EXERCISE TASK: Leave out the images; return the rest of the data exactly.

(Dataset records on visual material)
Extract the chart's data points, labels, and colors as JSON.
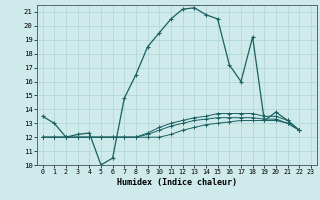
{
  "xlabel": "Humidex (Indice chaleur)",
  "background_color": "#ceeaea",
  "grid_color": "#aed4d4",
  "line_color": "#1a6060",
  "xlim": [
    -0.5,
    23.5
  ],
  "ylim": [
    10,
    21.5
  ],
  "xticks": [
    0,
    1,
    2,
    3,
    4,
    5,
    6,
    7,
    8,
    9,
    10,
    11,
    12,
    13,
    14,
    15,
    16,
    17,
    18,
    19,
    20,
    21,
    22,
    23
  ],
  "yticks": [
    10,
    11,
    12,
    13,
    14,
    15,
    16,
    17,
    18,
    19,
    20,
    21
  ],
  "series": [
    [
      13.5,
      13.0,
      12.0,
      12.2,
      12.3,
      10.0,
      10.5,
      14.8,
      16.5,
      18.5,
      19.5,
      20.5,
      21.2,
      21.3,
      20.8,
      20.5,
      17.2,
      16.0,
      19.2,
      13.2,
      13.8,
      13.2,
      12.5
    ],
    [
      12.0,
      12.0,
      12.0,
      12.0,
      12.0,
      12.0,
      12.0,
      12.0,
      12.0,
      12.0,
      12.0,
      12.2,
      12.5,
      12.7,
      12.9,
      13.0,
      13.1,
      13.2,
      13.2,
      13.2,
      13.2,
      13.0,
      12.5
    ],
    [
      12.0,
      12.0,
      12.0,
      12.0,
      12.0,
      12.0,
      12.0,
      12.0,
      12.0,
      12.2,
      12.5,
      12.8,
      13.0,
      13.2,
      13.3,
      13.4,
      13.4,
      13.4,
      13.4,
      13.3,
      13.3,
      13.0,
      12.5
    ],
    [
      12.0,
      12.0,
      12.0,
      12.0,
      12.0,
      12.0,
      12.0,
      12.0,
      12.0,
      12.3,
      12.7,
      13.0,
      13.2,
      13.4,
      13.5,
      13.7,
      13.7,
      13.7,
      13.7,
      13.5,
      13.5,
      13.2,
      12.5
    ]
  ]
}
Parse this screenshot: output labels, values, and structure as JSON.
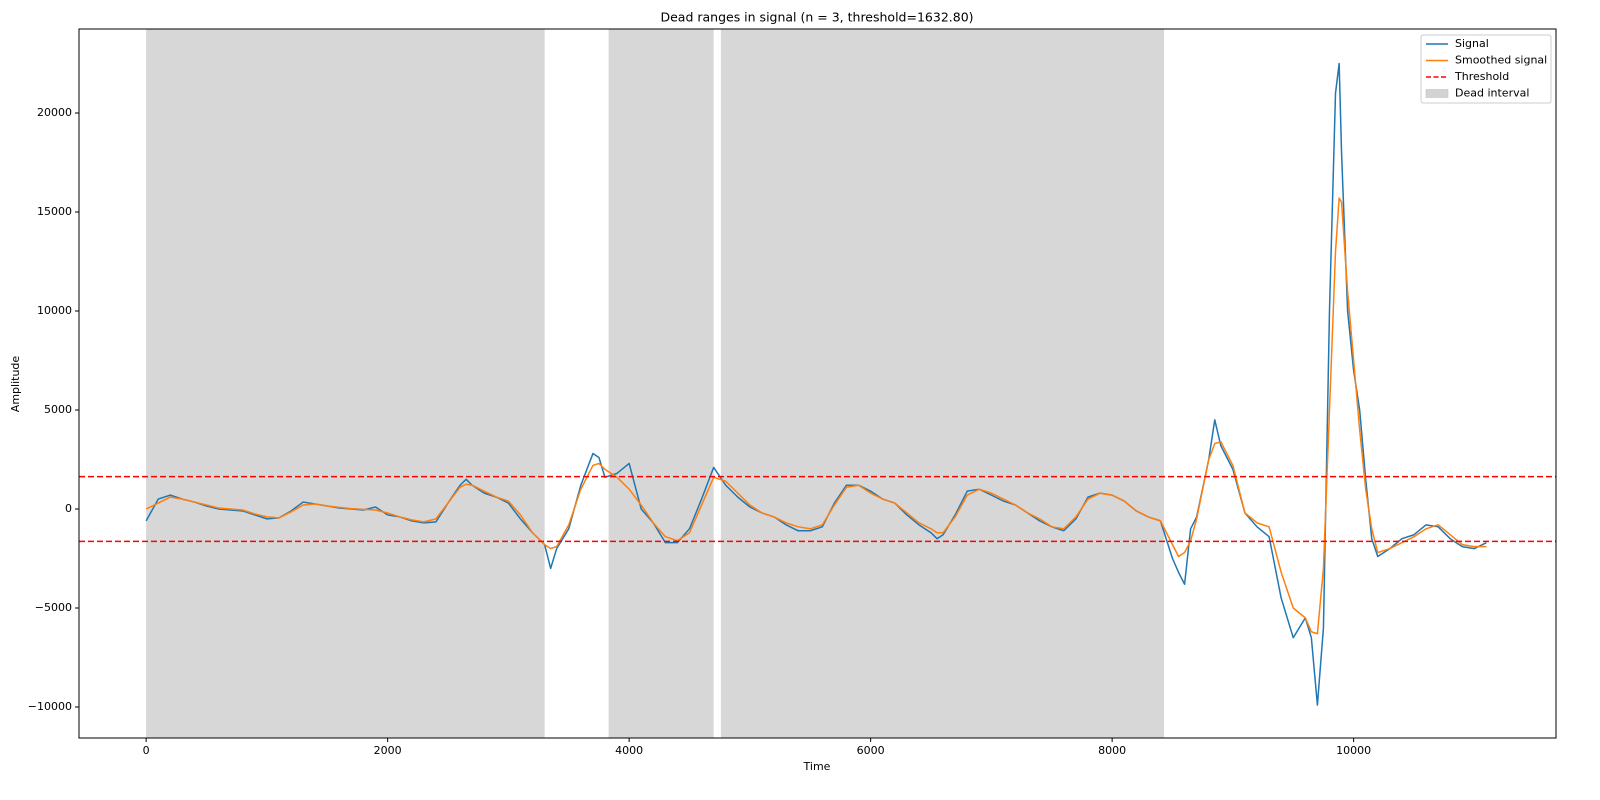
{
  "chart_data": {
    "type": "line",
    "title": "Dead ranges in signal (n = 3, threshold=1632.80)",
    "x_label": "Time",
    "y_label": "Amplitude",
    "x": [
      0,
      100,
      200,
      300,
      400,
      500,
      600,
      700,
      800,
      900,
      1000,
      1100,
      1200,
      1300,
      1400,
      1500,
      1600,
      1700,
      1800,
      1900,
      2000,
      2100,
      2200,
      2300,
      2400,
      2500,
      2600,
      2650,
      2700,
      2800,
      2900,
      3000,
      3100,
      3200,
      3300,
      3350,
      3400,
      3500,
      3600,
      3700,
      3750,
      3800,
      3900,
      4000,
      4100,
      4200,
      4300,
      4400,
      4500,
      4600,
      4700,
      4800,
      4900,
      5000,
      5100,
      5200,
      5300,
      5400,
      5500,
      5600,
      5700,
      5800,
      5900,
      6000,
      6100,
      6200,
      6300,
      6400,
      6500,
      6550,
      6600,
      6700,
      6800,
      6900,
      7000,
      7100,
      7200,
      7300,
      7400,
      7500,
      7600,
      7700,
      7800,
      7900,
      8000,
      8100,
      8200,
      8300,
      8400,
      8500,
      8550,
      8600,
      8650,
      8700,
      8800,
      8850,
      8900,
      9000,
      9100,
      9200,
      9300,
      9400,
      9500,
      9600,
      9650,
      9700,
      9750,
      9800,
      9850,
      9880,
      9900,
      9950,
      10000,
      10050,
      10100,
      10150,
      10200,
      10300,
      10400,
      10500,
      10600,
      10700,
      10800,
      10900,
      11000,
      11100
    ],
    "series": [
      {
        "name": "Signal",
        "color": "#1f77b4",
        "values": [
          -600,
          500,
          700,
          500,
          350,
          150,
          0,
          -50,
          -100,
          -300,
          -500,
          -450,
          -100,
          350,
          250,
          150,
          50,
          0,
          -50,
          100,
          -300,
          -400,
          -600,
          -700,
          -650,
          300,
          1200,
          1500,
          1200,
          800,
          600,
          300,
          -500,
          -1200,
          -1800,
          -3000,
          -2000,
          -1000,
          1200,
          2800,
          2600,
          1600,
          1800,
          2300,
          0,
          -700,
          -1700,
          -1700,
          -1000,
          500,
          2100,
          1200,
          600,
          100,
          -200,
          -400,
          -800,
          -1100,
          -1100,
          -900,
          300,
          1200,
          1200,
          900,
          500,
          300,
          -300,
          -800,
          -1200,
          -1500,
          -1300,
          -300,
          900,
          1000,
          700,
          400,
          200,
          -200,
          -600,
          -900,
          -1100,
          -500,
          600,
          800,
          700,
          400,
          -100,
          -400,
          -600,
          -2500,
          -3200,
          -3800,
          -1000,
          -400,
          2500,
          4500,
          3200,
          2000,
          -200,
          -900,
          -1400,
          -4500,
          -6500,
          -5500,
          -6500,
          -9900,
          -6000,
          10000,
          21000,
          22500,
          18000,
          10000,
          7000,
          5000,
          1500,
          -1500,
          -2400,
          -2000,
          -1500,
          -1300,
          -800,
          -900,
          -1500,
          -1900,
          -2000,
          -1700
        ]
      },
      {
        "name": "Smoothed signal",
        "color": "#ff7f0e",
        "values": [
          0,
          300,
          600,
          500,
          350,
          200,
          50,
          0,
          -50,
          -250,
          -400,
          -450,
          -150,
          200,
          250,
          150,
          80,
          20,
          -20,
          -50,
          -200,
          -400,
          -550,
          -650,
          -500,
          300,
          1100,
          1250,
          1200,
          900,
          600,
          400,
          -300,
          -1200,
          -1800,
          -2000,
          -1900,
          -800,
          1000,
          2200,
          2300,
          2000,
          1600,
          1000,
          200,
          -700,
          -1400,
          -1600,
          -1200,
          200,
          1600,
          1400,
          800,
          200,
          -200,
          -400,
          -700,
          -900,
          -1000,
          -800,
          200,
          1100,
          1200,
          800,
          500,
          300,
          -200,
          -700,
          -1000,
          -1200,
          -1200,
          -400,
          700,
          1000,
          800,
          500,
          200,
          -200,
          -500,
          -900,
          -1000,
          -400,
          500,
          800,
          700,
          400,
          -100,
          -400,
          -600,
          -1800,
          -2400,
          -2200,
          -1600,
          -500,
          2500,
          3300,
          3400,
          2200,
          -200,
          -700,
          -900,
          -3200,
          -5000,
          -5500,
          -6200,
          -6300,
          -3000,
          5000,
          13000,
          15700,
          15500,
          11000,
          7500,
          4000,
          1000,
          -1000,
          -2200,
          -2000,
          -1700,
          -1400,
          -1000,
          -800,
          -1300,
          -1800,
          -1900,
          -1900
        ]
      }
    ],
    "hlines": {
      "name": "Threshold",
      "color": "#ff0000",
      "values": [
        1632.8,
        -1632.8
      ]
    },
    "spans": {
      "name": "Dead interval",
      "color": "#d3d3d3",
      "intervals": [
        [
          0,
          3300
        ],
        [
          3830,
          4700
        ],
        [
          4760,
          8430
        ]
      ]
    },
    "xlim": [
      -556,
      11676
    ],
    "ylim": [
      -11566,
      24242
    ],
    "xticks": [
      0,
      2000,
      4000,
      6000,
      8000,
      10000
    ],
    "yticks": [
      {
        "value": -10000,
        "label": "−10000"
      },
      {
        "value": -5000,
        "label": "−5000"
      },
      0,
      5000,
      10000,
      15000,
      20000
    ],
    "grid": false,
    "legend": "upper right"
  }
}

TASK SOLUTION:
Extract the chart's data points, labels, and colors as JSON.
{
  "xlabel": "Humidex (Indice chaleur)",
  "background_color": "#ceeaea",
  "grid_color": "#aed4d4",
  "line_color": "#1a6060",
  "xlim": [
    -0.5,
    23.5
  ],
  "ylim": [
    10,
    21.5
  ],
  "xticks": [
    0,
    1,
    2,
    3,
    4,
    5,
    6,
    7,
    8,
    9,
    10,
    11,
    12,
    13,
    14,
    15,
    16,
    17,
    18,
    19,
    20,
    21,
    22,
    23
  ],
  "yticks": [
    10,
    11,
    12,
    13,
    14,
    15,
    16,
    17,
    18,
    19,
    20,
    21
  ],
  "series": [
    [
      13.5,
      13.0,
      12.0,
      12.2,
      12.3,
      10.0,
      10.5,
      14.8,
      16.5,
      18.5,
      19.5,
      20.5,
      21.2,
      21.3,
      20.8,
      20.5,
      17.2,
      16.0,
      19.2,
      13.2,
      13.8,
      13.2,
      12.5
    ],
    [
      12.0,
      12.0,
      12.0,
      12.0,
      12.0,
      12.0,
      12.0,
      12.0,
      12.0,
      12.0,
      12.0,
      12.2,
      12.5,
      12.7,
      12.9,
      13.0,
      13.1,
      13.2,
      13.2,
      13.2,
      13.2,
      13.0,
      12.5
    ],
    [
      12.0,
      12.0,
      12.0,
      12.0,
      12.0,
      12.0,
      12.0,
      12.0,
      12.0,
      12.2,
      12.5,
      12.8,
      13.0,
      13.2,
      13.3,
      13.4,
      13.4,
      13.4,
      13.4,
      13.3,
      13.3,
      13.0,
      12.5
    ],
    [
      12.0,
      12.0,
      12.0,
      12.0,
      12.0,
      12.0,
      12.0,
      12.0,
      12.0,
      12.3,
      12.7,
      13.0,
      13.2,
      13.4,
      13.5,
      13.7,
      13.7,
      13.7,
      13.7,
      13.5,
      13.5,
      13.2,
      12.5
    ]
  ]
}
Parse this screenshot: output labels, values, and structure as JSON.
{
  "chart_data": {
    "type": "line",
    "title": "Dead ranges in signal (n = 3, threshold=1632.80)",
    "x_label": "Time",
    "y_label": "Amplitude",
    "x": [
      0,
      100,
      200,
      300,
      400,
      500,
      600,
      700,
      800,
      900,
      1000,
      1100,
      1200,
      1300,
      1400,
      1500,
      1600,
      1700,
      1800,
      1900,
      2000,
      2100,
      2200,
      2300,
      2400,
      2500,
      2600,
      2650,
      2700,
      2800,
      2900,
      3000,
      3100,
      3200,
      3300,
      3350,
      3400,
      3500,
      3600,
      3700,
      3750,
      3800,
      3900,
      4000,
      4100,
      4200,
      4300,
      4400,
      4500,
      4600,
      4700,
      4800,
      4900,
      5000,
      5100,
      5200,
      5300,
      5400,
      5500,
      5600,
      5700,
      5800,
      5900,
      6000,
      6100,
      6200,
      6300,
      6400,
      6500,
      6550,
      6600,
      6700,
      6800,
      6900,
      7000,
      7100,
      7200,
      7300,
      7400,
      7500,
      7600,
      7700,
      7800,
      7900,
      8000,
      8100,
      8200,
      8300,
      8400,
      8500,
      8550,
      8600,
      8650,
      8700,
      8800,
      8850,
      8900,
      9000,
      9100,
      9200,
      9300,
      9400,
      9500,
      9600,
      9650,
      9700,
      9750,
      9800,
      9850,
      9880,
      9900,
      9950,
      10000,
      10050,
      10100,
      10150,
      10200,
      10300,
      10400,
      10500,
      10600,
      10700,
      10800,
      10900,
      11000,
      11100
    ],
    "series": [
      {
        "name": "Signal",
        "color": "#1f77b4",
        "values": [
          -600,
          500,
          700,
          500,
          350,
          150,
          0,
          -50,
          -100,
          -300,
          -500,
          -450,
          -100,
          350,
          250,
          150,
          50,
          0,
          -50,
          100,
          -300,
          -400,
          -600,
          -700,
          -650,
          300,
          1200,
          1500,
          1200,
          800,
          600,
          300,
          -500,
          -1200,
          -1800,
          -3000,
          -2000,
          -1000,
          1200,
          2800,
          2600,
          1600,
          1800,
          2300,
          0,
          -700,
          -1700,
          -1700,
          -1000,
          500,
          2100,
          1200,
          600,
          100,
          -200,
          -400,
          -800,
          -1100,
          -1100,
          -900,
          300,
          1200,
          1200,
          900,
          500,
          300,
          -300,
          -800,
          -1200,
          -1500,
          -1300,
          -300,
          900,
          1000,
          700,
          400,
          200,
          -200,
          -600,
          -900,
          -1100,
          -500,
          600,
          800,
          700,
          400,
          -100,
          -400,
          -600,
          -2500,
          -3200,
          -3800,
          -1000,
          -400,
          2500,
          4500,
          3200,
          2000,
          -200,
          -900,
          -1400,
          -4500,
          -6500,
          -5500,
          -6500,
          -9900,
          -6000,
          10000,
          21000,
          22500,
          18000,
          10000,
          7000,
          5000,
          1500,
          -1500,
          -2400,
          -2000,
          -1500,
          -1300,
          -800,
          -900,
          -1500,
          -1900,
          -2000,
          -1700
        ]
      },
      {
        "name": "Smoothed signal",
        "color": "#ff7f0e",
        "values": [
          0,
          300,
          600,
          500,
          350,
          200,
          50,
          0,
          -50,
          -250,
          -400,
          -450,
          -150,
          200,
          250,
          150,
          80,
          20,
          -20,
          -50,
          -200,
          -400,
          -550,
          -650,
          -500,
          300,
          1100,
          1250,
          1200,
          900,
          600,
          400,
          -300,
          -1200,
          -1800,
          -2000,
          -1900,
          -800,
          1000,
          2200,
          2300,
          2000,
          1600,
          1000,
          200,
          -700,
          -1400,
          -1600,
          -1200,
          200,
          1600,
          1400,
          800,
          200,
          -200,
          -400,
          -700,
          -900,
          -1000,
          -800,
          200,
          1100,
          1200,
          800,
          500,
          300,
          -200,
          -700,
          -1000,
          -1200,
          -1200,
          -400,
          700,
          1000,
          800,
          500,
          200,
          -200,
          -500,
          -900,
          -1000,
          -400,
          500,
          800,
          700,
          400,
          -100,
          -400,
          -600,
          -1800,
          -2400,
          -2200,
          -1600,
          -500,
          2500,
          3300,
          3400,
          2200,
          -200,
          -700,
          -900,
          -3200,
          -5000,
          -5500,
          -6200,
          -6300,
          -3000,
          5000,
          13000,
          15700,
          15500,
          11000,
          7500,
          4000,
          1000,
          -1000,
          -2200,
          -2000,
          -1700,
          -1400,
          -1000,
          -800,
          -1300,
          -1800,
          -1900,
          -1900
        ]
      }
    ],
    "hlines": {
      "name": "Threshold",
      "color": "#ff0000",
      "values": [
        1632.8,
        -1632.8
      ]
    },
    "spans": {
      "name": "Dead interval",
      "color": "#d3d3d3",
      "intervals": [
        [
          0,
          3300
        ],
        [
          3830,
          4700
        ],
        [
          4760,
          8430
        ]
      ]
    },
    "xlim": [
      -556,
      11676
    ],
    "ylim": [
      -11566,
      24242
    ],
    "xticks": [
      0,
      2000,
      4000,
      6000,
      8000,
      10000
    ],
    "yticks": [
      {
        "value": -10000,
        "label": "−10000"
      },
      {
        "value": -5000,
        "label": "−5000"
      },
      0,
      5000,
      10000,
      15000,
      20000
    ],
    "grid": false,
    "legend": "upper right"
  }
}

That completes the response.